» **DO THIS**:
Filter the entries and keep only the lines where the string "emploi" appears.

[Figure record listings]

"""

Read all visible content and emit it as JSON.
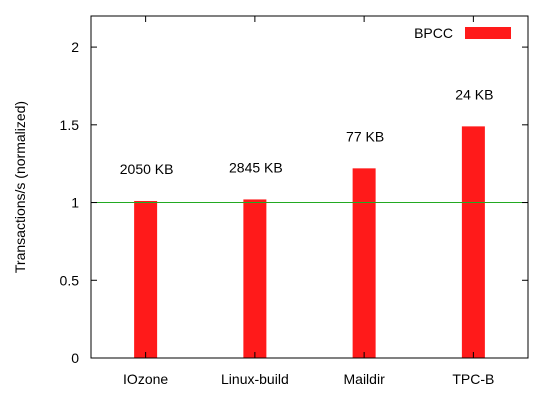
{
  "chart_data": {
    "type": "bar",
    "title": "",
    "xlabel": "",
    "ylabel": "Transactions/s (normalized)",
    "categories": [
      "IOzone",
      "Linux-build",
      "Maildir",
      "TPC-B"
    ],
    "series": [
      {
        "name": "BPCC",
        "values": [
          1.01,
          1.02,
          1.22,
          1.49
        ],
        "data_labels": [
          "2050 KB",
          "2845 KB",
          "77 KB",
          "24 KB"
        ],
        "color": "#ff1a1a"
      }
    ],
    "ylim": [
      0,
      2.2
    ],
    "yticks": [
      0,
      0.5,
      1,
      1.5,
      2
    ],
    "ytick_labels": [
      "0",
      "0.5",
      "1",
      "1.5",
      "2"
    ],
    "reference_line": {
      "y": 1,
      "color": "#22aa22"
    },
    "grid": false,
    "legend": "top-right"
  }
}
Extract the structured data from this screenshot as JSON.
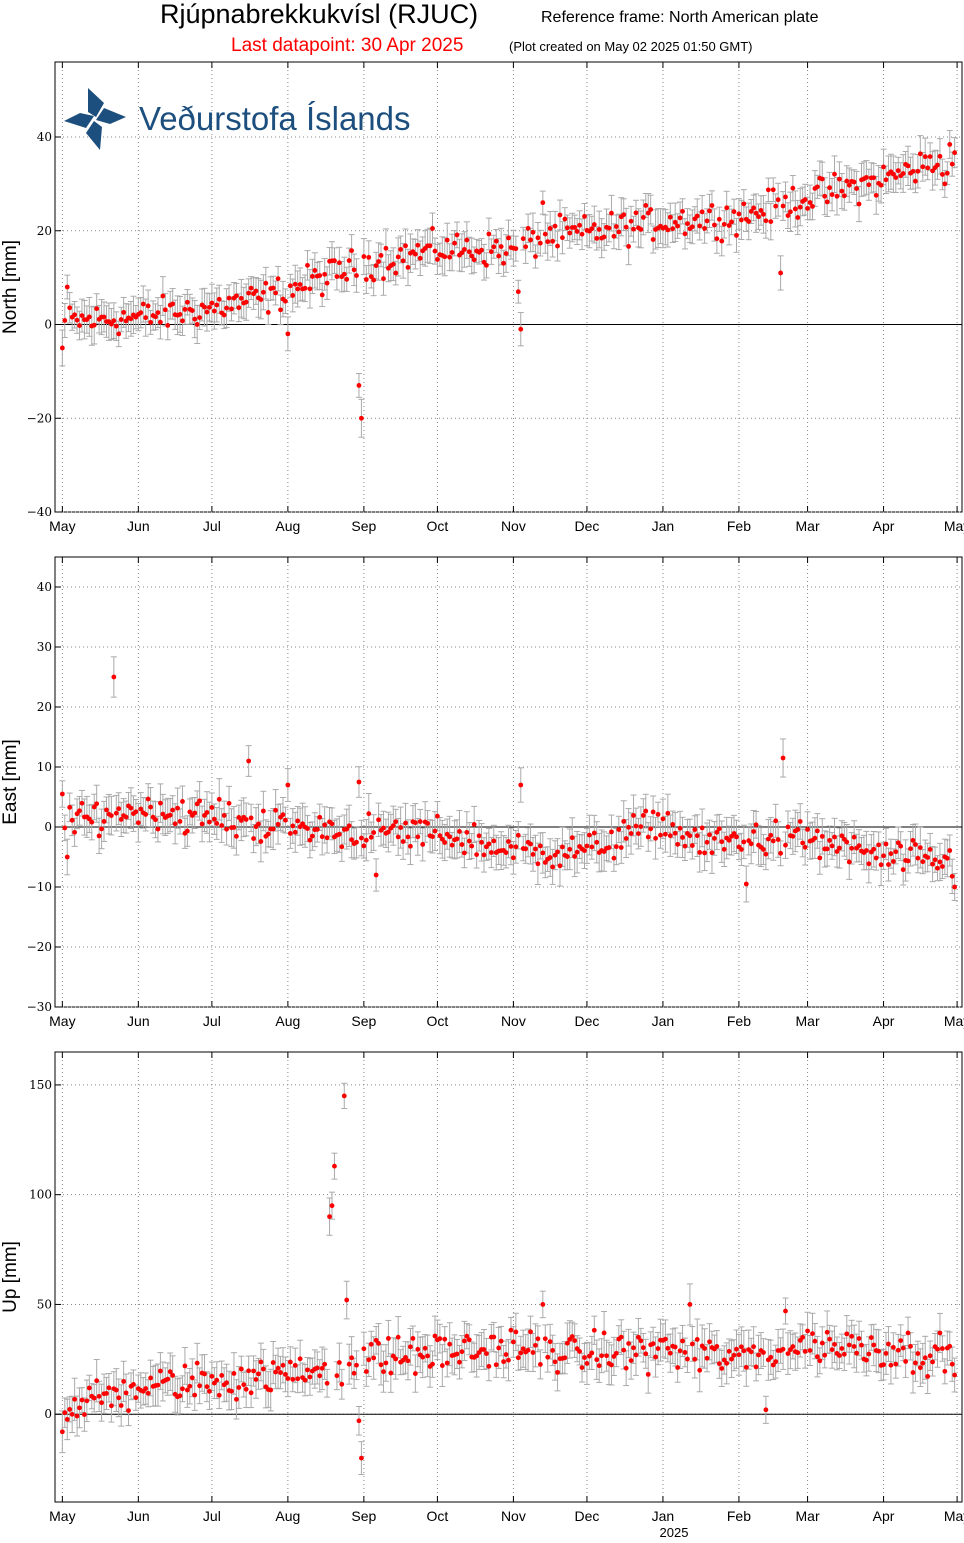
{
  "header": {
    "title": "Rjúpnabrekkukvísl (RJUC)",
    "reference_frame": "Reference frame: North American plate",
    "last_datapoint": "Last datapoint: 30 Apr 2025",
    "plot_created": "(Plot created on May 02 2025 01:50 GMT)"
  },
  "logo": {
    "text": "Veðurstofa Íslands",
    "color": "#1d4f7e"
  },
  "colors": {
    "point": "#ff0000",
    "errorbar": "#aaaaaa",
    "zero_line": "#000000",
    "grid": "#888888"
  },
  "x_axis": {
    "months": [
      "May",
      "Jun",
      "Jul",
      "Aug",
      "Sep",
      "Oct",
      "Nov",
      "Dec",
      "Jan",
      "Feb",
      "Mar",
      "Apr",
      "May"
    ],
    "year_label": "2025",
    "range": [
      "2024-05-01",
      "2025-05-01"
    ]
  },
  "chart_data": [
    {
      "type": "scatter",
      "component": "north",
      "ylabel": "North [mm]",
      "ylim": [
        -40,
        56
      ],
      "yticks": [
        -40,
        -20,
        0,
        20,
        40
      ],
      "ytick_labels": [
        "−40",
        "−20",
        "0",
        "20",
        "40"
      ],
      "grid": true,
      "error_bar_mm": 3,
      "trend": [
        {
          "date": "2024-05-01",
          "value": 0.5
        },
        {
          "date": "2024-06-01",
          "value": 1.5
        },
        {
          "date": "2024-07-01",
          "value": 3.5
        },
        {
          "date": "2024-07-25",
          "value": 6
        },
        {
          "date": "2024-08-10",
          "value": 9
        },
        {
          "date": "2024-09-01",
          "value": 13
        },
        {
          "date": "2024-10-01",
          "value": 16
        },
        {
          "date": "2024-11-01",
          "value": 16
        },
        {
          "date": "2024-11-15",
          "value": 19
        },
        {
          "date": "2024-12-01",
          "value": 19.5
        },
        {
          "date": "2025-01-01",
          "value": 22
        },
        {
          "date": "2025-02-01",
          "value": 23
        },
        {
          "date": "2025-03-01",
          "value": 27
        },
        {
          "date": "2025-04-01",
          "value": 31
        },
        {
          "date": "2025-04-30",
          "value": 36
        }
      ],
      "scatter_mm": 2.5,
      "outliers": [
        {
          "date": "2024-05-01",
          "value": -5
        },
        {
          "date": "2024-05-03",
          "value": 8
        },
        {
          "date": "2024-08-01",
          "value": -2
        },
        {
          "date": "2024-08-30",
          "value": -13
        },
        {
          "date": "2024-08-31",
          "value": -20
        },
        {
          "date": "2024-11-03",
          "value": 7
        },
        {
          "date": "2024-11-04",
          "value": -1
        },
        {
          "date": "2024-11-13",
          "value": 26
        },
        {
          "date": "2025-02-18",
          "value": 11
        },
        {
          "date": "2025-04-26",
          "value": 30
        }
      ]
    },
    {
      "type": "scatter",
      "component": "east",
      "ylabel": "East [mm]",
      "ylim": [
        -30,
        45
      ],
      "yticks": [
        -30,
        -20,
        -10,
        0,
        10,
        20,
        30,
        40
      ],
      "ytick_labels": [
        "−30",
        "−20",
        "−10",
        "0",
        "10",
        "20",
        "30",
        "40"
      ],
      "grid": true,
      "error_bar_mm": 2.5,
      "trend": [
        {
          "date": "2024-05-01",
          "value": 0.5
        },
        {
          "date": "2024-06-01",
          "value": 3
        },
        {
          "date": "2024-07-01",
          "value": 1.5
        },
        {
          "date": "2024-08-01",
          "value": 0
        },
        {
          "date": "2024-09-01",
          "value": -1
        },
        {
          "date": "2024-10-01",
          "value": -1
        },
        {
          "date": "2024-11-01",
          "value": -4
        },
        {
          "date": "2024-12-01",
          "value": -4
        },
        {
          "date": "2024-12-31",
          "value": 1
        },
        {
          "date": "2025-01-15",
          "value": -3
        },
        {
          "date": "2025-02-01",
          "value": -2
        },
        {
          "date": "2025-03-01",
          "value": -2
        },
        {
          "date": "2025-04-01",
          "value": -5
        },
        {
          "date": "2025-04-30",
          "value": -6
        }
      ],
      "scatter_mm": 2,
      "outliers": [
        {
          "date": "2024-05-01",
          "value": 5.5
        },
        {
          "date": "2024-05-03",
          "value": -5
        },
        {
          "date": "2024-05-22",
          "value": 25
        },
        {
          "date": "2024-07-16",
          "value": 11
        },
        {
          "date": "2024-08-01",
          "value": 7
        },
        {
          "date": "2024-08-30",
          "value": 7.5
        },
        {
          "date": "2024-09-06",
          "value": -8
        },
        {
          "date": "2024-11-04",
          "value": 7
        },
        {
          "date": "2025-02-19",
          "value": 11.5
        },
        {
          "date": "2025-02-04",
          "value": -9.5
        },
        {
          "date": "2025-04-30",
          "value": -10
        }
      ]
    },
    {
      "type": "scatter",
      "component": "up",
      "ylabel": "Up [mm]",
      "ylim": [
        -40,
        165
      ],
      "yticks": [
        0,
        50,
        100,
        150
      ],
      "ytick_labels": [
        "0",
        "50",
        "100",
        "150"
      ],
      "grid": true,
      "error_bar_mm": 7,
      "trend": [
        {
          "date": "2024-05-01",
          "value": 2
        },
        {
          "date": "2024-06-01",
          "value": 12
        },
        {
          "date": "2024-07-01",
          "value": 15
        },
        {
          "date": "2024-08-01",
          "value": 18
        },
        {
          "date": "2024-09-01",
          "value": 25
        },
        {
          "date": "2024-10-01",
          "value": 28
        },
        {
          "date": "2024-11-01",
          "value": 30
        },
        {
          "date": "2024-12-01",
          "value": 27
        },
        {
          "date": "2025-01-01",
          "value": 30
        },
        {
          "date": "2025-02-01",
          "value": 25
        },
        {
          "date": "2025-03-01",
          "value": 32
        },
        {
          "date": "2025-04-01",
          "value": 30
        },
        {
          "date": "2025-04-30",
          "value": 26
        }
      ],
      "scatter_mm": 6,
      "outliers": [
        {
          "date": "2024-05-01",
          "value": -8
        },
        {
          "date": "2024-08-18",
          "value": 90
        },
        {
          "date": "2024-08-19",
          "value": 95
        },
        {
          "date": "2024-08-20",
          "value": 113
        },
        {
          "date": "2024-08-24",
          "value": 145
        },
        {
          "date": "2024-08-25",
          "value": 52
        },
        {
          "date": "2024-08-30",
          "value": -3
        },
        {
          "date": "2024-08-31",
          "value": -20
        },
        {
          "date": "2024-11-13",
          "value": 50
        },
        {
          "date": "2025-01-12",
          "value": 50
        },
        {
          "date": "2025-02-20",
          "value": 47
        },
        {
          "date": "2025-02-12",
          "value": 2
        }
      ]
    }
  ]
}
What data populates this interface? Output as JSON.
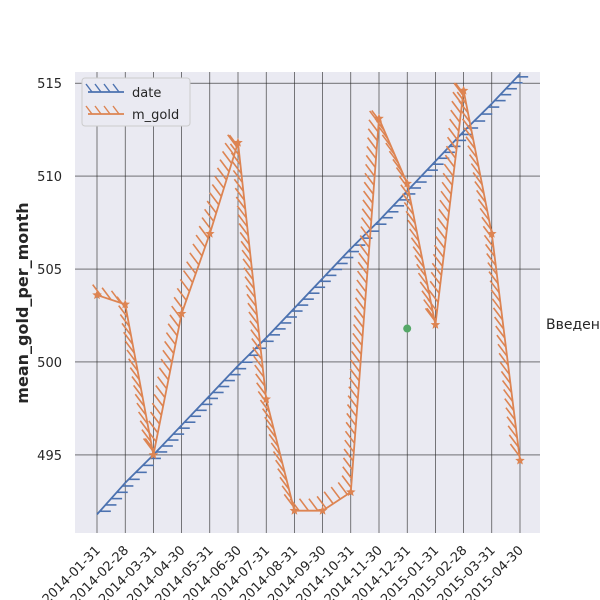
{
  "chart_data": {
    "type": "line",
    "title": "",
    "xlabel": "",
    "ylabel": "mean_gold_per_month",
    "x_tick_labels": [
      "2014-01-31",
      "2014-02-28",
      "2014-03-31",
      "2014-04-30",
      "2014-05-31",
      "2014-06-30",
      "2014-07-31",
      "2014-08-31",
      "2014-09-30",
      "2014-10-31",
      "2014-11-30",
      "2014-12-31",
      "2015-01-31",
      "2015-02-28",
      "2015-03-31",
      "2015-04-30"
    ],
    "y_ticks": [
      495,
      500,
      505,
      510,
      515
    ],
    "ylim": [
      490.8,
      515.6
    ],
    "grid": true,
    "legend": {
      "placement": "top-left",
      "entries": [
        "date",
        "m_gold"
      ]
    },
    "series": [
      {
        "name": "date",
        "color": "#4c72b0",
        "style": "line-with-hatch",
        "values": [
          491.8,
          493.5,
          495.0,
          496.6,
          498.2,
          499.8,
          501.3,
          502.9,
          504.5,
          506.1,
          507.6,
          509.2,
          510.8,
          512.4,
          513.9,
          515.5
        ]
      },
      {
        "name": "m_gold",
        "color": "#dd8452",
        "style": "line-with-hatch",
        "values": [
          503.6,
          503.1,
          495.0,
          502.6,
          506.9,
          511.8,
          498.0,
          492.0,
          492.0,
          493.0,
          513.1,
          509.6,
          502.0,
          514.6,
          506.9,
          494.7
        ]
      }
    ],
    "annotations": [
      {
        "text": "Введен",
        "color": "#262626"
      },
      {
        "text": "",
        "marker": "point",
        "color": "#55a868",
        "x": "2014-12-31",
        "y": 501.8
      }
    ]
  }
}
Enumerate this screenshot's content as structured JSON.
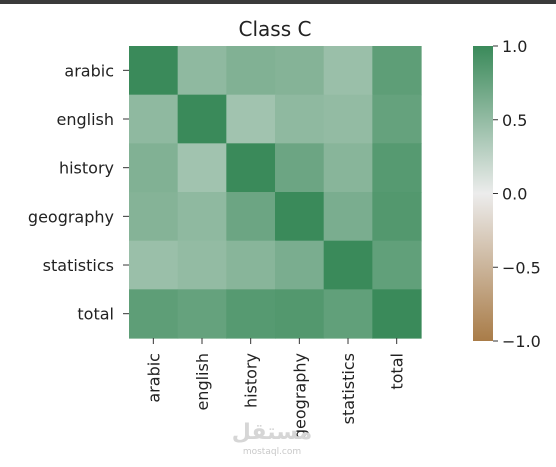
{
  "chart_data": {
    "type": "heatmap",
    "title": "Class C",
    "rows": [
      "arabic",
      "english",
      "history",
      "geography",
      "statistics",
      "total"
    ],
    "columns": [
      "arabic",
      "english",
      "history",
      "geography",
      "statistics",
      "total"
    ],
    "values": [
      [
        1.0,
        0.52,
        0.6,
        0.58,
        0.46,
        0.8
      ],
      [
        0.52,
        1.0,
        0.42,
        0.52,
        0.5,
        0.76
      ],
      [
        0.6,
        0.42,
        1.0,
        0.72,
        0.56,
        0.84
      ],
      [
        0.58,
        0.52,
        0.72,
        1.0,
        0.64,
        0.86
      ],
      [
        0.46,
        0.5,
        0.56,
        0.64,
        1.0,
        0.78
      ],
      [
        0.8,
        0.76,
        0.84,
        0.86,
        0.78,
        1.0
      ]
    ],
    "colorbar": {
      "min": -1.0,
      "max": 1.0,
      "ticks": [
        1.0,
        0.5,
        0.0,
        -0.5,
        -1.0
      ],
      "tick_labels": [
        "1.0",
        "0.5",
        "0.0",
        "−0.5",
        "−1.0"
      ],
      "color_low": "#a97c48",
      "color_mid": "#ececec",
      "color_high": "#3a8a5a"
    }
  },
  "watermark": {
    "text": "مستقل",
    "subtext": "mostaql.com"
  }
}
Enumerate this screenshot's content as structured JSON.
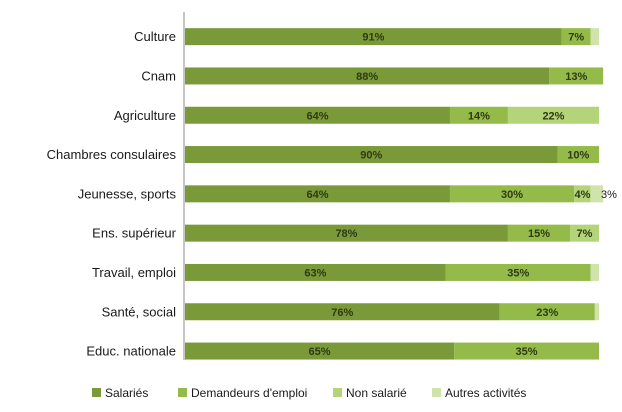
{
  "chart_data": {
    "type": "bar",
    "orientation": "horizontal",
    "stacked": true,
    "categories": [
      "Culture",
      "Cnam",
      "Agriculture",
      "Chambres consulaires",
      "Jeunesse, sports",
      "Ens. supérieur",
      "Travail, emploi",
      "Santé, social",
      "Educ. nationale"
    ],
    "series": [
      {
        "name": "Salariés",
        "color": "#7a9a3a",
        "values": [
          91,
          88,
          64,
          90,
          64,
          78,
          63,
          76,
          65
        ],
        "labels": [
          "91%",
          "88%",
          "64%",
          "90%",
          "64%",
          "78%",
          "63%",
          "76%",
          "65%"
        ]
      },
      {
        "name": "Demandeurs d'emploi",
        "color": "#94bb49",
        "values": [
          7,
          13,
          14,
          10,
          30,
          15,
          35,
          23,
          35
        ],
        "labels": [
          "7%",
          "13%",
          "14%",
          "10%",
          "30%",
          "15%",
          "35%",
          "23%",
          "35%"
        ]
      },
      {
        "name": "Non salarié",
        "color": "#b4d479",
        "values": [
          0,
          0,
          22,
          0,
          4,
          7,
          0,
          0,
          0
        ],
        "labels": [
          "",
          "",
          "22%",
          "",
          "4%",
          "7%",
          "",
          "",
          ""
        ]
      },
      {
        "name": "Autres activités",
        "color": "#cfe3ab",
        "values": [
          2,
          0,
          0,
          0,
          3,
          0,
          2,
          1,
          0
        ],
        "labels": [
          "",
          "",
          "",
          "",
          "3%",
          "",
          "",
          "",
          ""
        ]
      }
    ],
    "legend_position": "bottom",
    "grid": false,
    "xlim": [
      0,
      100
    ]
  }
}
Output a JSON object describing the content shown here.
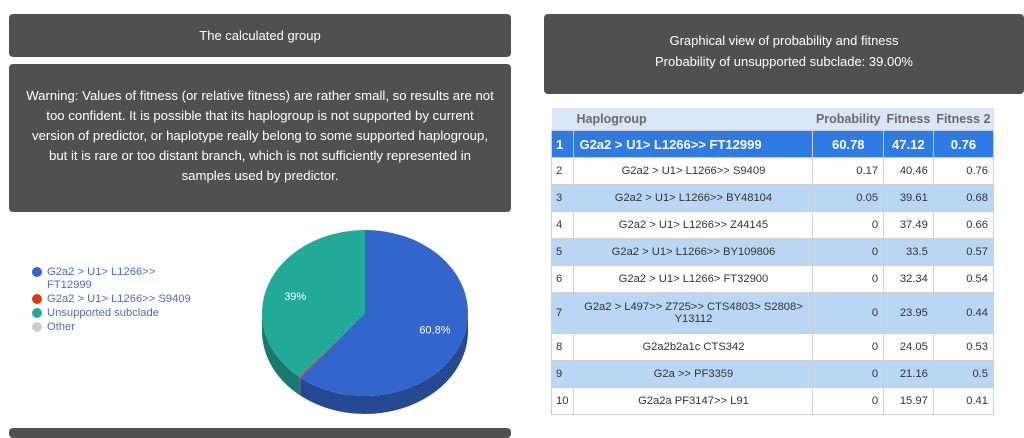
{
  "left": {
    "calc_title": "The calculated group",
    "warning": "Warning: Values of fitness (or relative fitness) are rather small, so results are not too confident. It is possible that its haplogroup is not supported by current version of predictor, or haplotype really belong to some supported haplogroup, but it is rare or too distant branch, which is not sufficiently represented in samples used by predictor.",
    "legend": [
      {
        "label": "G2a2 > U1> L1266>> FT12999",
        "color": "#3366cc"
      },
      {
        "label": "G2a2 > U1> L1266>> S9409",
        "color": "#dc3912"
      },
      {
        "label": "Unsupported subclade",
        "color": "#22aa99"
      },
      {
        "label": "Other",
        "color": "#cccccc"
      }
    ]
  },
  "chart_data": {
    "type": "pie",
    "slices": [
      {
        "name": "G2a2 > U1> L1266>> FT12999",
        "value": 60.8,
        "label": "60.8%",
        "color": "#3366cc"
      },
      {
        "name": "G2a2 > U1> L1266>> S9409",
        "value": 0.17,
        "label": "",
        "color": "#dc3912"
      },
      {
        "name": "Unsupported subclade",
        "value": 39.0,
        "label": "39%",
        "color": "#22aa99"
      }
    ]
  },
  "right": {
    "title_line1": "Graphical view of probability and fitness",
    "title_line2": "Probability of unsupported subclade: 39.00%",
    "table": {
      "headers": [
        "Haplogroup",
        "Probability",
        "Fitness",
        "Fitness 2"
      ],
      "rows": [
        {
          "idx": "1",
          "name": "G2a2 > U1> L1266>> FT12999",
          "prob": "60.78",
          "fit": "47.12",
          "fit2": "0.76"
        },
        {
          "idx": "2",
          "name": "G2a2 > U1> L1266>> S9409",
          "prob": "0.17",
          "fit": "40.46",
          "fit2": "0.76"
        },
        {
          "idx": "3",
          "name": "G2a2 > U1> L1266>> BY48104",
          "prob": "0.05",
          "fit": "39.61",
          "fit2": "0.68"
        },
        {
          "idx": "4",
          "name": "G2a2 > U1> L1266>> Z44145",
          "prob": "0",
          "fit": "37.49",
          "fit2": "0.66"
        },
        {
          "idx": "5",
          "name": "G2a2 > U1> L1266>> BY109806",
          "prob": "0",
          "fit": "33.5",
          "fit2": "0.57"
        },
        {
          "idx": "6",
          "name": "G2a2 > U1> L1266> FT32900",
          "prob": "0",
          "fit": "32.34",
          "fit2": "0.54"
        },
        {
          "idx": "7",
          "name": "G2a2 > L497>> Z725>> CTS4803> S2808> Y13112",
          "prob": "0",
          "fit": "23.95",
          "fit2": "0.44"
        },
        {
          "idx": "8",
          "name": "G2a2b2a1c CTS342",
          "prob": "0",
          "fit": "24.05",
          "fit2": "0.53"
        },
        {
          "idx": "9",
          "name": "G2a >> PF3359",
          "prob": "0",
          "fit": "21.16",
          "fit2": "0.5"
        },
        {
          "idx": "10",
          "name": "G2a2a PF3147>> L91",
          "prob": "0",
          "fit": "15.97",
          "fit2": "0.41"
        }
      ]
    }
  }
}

"""

» **ANSWER TO THE TASK**:
      "Travail, emploi",
        "name": "Demandeurs d'emploi",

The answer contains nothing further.